======== Available data ========

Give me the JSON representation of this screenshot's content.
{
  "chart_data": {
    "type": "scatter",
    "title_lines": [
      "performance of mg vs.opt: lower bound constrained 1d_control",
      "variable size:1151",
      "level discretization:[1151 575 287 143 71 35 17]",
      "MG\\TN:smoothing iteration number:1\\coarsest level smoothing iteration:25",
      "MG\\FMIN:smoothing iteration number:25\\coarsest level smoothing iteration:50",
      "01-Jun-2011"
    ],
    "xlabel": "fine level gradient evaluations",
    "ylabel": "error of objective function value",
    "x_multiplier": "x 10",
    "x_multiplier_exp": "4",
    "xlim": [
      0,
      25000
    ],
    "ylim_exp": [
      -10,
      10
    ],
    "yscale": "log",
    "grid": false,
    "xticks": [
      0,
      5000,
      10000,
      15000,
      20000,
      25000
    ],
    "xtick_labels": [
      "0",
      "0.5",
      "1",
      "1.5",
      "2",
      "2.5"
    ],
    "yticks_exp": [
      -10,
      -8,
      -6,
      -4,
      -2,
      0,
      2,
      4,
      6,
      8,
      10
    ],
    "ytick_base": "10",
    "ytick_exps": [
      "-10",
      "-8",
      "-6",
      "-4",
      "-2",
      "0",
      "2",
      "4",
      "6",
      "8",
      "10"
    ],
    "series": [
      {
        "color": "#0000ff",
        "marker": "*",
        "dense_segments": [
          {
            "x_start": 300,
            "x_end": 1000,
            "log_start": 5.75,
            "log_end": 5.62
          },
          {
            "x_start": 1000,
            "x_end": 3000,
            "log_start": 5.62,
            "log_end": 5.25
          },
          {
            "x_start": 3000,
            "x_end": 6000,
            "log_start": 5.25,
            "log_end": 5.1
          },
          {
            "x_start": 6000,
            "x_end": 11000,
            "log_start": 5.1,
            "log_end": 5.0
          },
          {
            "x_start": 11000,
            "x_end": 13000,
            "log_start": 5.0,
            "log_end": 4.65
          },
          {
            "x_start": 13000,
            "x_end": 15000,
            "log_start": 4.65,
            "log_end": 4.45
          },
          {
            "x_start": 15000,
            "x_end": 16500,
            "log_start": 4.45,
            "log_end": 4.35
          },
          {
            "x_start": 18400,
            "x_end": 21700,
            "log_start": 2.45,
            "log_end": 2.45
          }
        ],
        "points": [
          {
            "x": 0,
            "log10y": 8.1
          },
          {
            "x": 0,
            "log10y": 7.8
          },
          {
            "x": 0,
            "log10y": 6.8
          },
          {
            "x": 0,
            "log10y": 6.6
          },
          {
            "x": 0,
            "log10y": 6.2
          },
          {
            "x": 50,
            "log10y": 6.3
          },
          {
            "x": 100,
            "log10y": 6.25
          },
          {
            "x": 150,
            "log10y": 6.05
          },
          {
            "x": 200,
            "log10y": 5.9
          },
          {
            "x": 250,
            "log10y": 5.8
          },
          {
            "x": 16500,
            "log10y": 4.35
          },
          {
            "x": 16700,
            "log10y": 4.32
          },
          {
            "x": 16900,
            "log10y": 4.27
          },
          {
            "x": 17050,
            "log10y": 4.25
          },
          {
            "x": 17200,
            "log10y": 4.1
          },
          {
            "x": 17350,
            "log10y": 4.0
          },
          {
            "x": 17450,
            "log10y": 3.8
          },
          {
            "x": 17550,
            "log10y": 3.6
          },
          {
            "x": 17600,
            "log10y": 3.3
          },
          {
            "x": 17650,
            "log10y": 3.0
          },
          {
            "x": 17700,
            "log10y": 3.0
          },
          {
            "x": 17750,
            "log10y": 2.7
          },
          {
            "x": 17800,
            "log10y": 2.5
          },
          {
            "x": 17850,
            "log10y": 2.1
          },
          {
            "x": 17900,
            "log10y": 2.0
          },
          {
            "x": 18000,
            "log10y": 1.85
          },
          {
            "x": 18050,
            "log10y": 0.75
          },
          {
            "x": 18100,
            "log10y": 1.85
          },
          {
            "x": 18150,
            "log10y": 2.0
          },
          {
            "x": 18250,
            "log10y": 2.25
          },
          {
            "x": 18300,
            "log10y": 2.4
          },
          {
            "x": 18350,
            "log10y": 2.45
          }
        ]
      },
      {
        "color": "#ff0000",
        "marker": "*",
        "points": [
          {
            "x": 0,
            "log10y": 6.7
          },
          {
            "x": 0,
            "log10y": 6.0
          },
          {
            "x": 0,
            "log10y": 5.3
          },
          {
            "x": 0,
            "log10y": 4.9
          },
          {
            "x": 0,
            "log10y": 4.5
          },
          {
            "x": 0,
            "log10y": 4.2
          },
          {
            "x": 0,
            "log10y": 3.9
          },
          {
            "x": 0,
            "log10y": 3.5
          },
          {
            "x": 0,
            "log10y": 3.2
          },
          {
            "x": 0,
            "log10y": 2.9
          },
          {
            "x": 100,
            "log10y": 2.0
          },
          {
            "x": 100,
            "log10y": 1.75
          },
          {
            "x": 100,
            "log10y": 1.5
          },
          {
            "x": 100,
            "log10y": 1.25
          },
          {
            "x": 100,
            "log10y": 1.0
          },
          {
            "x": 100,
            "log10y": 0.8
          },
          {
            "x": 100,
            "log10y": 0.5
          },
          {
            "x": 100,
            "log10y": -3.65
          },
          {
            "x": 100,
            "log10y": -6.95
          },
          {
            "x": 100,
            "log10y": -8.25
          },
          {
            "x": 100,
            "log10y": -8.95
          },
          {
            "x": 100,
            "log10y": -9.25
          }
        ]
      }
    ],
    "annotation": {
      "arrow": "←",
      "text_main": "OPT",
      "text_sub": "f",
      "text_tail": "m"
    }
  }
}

========

Stated exercise => Say the number of lines in the listing that hold "level", with no added words.

Correct response => 4